> Stated problem: Reproduce all records exactly.

> Recorded information:

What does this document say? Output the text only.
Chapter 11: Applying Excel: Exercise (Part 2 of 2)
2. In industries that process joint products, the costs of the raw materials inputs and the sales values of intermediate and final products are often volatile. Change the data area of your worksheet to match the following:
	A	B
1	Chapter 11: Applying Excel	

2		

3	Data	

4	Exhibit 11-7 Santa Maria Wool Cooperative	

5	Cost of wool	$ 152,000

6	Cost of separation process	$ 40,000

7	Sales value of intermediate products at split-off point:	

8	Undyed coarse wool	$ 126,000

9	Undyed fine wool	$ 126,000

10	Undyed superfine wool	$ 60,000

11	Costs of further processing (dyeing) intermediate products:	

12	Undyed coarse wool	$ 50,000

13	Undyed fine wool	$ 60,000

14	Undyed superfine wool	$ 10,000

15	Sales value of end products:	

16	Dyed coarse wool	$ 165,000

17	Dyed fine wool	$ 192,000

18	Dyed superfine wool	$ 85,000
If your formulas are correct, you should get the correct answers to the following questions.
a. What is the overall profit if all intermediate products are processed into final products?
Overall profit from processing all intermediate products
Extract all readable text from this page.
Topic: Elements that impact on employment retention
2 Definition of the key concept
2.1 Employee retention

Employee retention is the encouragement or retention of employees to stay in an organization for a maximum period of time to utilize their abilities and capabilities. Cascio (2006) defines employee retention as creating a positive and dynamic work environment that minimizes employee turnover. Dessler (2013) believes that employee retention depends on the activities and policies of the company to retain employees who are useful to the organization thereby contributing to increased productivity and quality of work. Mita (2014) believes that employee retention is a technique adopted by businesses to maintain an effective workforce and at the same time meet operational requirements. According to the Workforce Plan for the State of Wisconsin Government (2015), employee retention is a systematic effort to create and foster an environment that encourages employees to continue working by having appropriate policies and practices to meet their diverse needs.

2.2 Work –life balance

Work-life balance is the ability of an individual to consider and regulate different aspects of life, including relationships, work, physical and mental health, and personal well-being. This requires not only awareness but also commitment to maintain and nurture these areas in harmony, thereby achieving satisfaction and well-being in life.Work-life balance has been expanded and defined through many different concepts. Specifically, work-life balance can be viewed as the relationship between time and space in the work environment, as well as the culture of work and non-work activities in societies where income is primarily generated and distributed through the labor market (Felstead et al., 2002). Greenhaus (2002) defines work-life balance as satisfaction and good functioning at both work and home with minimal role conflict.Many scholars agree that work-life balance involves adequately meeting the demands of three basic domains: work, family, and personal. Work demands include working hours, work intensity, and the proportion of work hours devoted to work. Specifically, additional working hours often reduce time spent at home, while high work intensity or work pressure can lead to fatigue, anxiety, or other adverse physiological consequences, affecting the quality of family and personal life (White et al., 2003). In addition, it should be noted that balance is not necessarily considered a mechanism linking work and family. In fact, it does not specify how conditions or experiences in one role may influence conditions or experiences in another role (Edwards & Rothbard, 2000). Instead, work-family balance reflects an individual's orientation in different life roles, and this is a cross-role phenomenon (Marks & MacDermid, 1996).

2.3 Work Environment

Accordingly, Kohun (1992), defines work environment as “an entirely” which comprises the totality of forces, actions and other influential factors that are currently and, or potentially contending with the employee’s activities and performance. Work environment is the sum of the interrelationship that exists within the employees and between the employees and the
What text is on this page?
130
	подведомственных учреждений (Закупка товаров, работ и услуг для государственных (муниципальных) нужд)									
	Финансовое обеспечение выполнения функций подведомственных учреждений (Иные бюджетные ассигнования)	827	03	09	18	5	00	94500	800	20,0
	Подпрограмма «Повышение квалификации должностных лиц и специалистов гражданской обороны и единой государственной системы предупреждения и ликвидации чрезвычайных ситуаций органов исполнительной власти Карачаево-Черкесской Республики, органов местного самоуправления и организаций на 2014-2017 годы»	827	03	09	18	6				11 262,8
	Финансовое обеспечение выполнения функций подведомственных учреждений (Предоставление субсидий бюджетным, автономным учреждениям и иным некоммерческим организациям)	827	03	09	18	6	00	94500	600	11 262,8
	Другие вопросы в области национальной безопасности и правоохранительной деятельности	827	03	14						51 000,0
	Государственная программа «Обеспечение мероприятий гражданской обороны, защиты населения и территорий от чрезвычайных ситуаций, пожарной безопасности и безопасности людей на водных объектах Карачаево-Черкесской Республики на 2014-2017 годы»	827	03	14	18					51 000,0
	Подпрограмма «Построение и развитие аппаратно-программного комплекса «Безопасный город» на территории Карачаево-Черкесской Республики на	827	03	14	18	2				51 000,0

> Exercise response:
What does this document say? Output the text only.
Chapter 11: Applying Excel: Exercise (Part 2 of 2)
2. In industries that process joint products, the costs of the raw materials inputs and the sales values of intermediate and final products are often volatile. Change the data area of your worksheet to match the following:
	A	B
1	Chapter 11: Applying Excel	

2		

3	Data	

4	Exhibit 11-7 Santa Maria Wool Cooperative	

5	Cost of wool	$ 152,000

6	Cost of separation process	$ 40,000

7	Sales value of intermediate products at split-off point:	

8	Undyed coarse wool	$ 126,000

9	Undyed fine wool	$ 126,000

10	Undyed superfine wool	$ 60,000

11	Costs of further processing (dyeing) intermediate products:	

12	Undyed coarse wool	$ 50,000

13	Undyed fine wool	$ 60,000

14	Undyed superfine wool	$ 10,000

15	Sales value of end products:	

16	Dyed coarse wool	$ 165,000

17	Dyed fine wool	$ 192,000

18	Dyed superfine wool	$ 85,000
If your formulas are correct, you should get the correct answers to the following questions.
a. What is the overall profit if all intermediate products are processed into final products?
Overall profit from processing all intermediate products
Extract all readable text from this page.
Topic: Elements that impact on employment retention
2 Definition of the key concept
2.1 Employee retention

Employee retention is the encouragement or retention of employees to stay in an organization for a maximum period of time to utilize their abilities and capabilities. Cascio (2006) defines employee retention as creating a positive and dynamic work environment that minimizes employee turnover. Dessler (2013) believes that employee retention depends on the activities and policies of the company to retain employees who are useful to the organization thereby contributing to increased productivity and quality of work. Mita (2014) believes that employee retention is a technique adopted by businesses to maintain an effective workforce and at the same time meet operational requirements. According to the Workforce Plan for the State of Wisconsin Government (2015), employee retention is a systematic effort to create and foster an environment that encourages employees to continue working by having appropriate policies and practices to meet their diverse needs.

2.2 Work –life balance

Work-life balance is the ability of an individual to consider and regulate different aspects of life, including relationships, work, physical and mental health, and personal well-being. This requires not only awareness but also commitment to maintain and nurture these areas in harmony, thereby achieving satisfaction and well-being in life.Work-life balance has been expanded and defined through many different concepts. Specifically, work-life balance can be viewed as the relationship between time and space in the work environment, as well as the culture of work and non-work activities in societies where income is primarily generated and distributed through the labor market (Felstead et al., 2002). Greenhaus (2002) defines work-life balance as satisfaction and good functioning at both work and home with minimal role conflict.Many scholars agree that work-life balance involves adequately meeting the demands of three basic domains: work, family, and personal. Work demands include working hours, work intensity, and the proportion of work hours devoted to work. Specifically, additional working hours often reduce time spent at home, while high work intensity or work pressure can lead to fatigue, anxiety, or other adverse physiological consequences, affecting the quality of family and personal life (White et al., 2003). In addition, it should be noted that balance is not necessarily considered a mechanism linking work and family. In fact, it does not specify how conditions or experiences in one role may influence conditions or experiences in another role (Edwards & Rothbard, 2000). Instead, work-family balance reflects an individual's orientation in different life roles, and this is a cross-role phenomenon (Marks & MacDermid, 1996).

2.3 Work Environment

Accordingly, Kohun (1992), defines work environment as “an entirely” which comprises the totality of forces, actions and other influential factors that are currently and, or potentially contending with the employee’s activities and performance. Work environment is the sum of the interrelationship that exists within the employees and between the employees and the
What text is on this page?
130
	подведомственных учреждений (Закупка товаров, работ и услуг для государственных (муниципальных) нужд)									
	Финансовое обеспечение выполнения функций подведомственных учреждений (Иные бюджетные ассигнования)	827	03	09	18	5	00	94500	800	20,0
	Подпрограмма «Повышение квалификации должностных лиц и специалистов гражданской обороны и единой государственной системы предупреждения и ликвидации чрезвычайных ситуаций органов исполнительной власти Карачаево-Черкесской Республики, органов местного самоуправления и организаций на 2014-2017 годы»	827	03	09	18	6				11 262,8
	Финансовое обеспечение выполнения функций подведомственных учреждений (Предоставление субсидий бюджетным, автономным учреждениям и иным некоммерческим организациям)	827	03	09	18	6	00	94500	600	11 262,8
	Другие вопросы в области национальной безопасности и правоохранительной деятельности	827	03	14						51 000,0
	Государственная программа «Обеспечение мероприятий гражданской обороны, защиты населения и территорий от чрезвычайных ситуаций, пожарной безопасности и безопасности людей на водных объектах Карачаево-Черкесской Республики на 2014-2017 годы»	827	03	14	18					51 000,0
	Подпрограмма «Построение и развитие аппаратно-программного комплекса «Безопасный город» на территории Карачаево-Черкесской Республики на	827	03	14	18	2				51 000,0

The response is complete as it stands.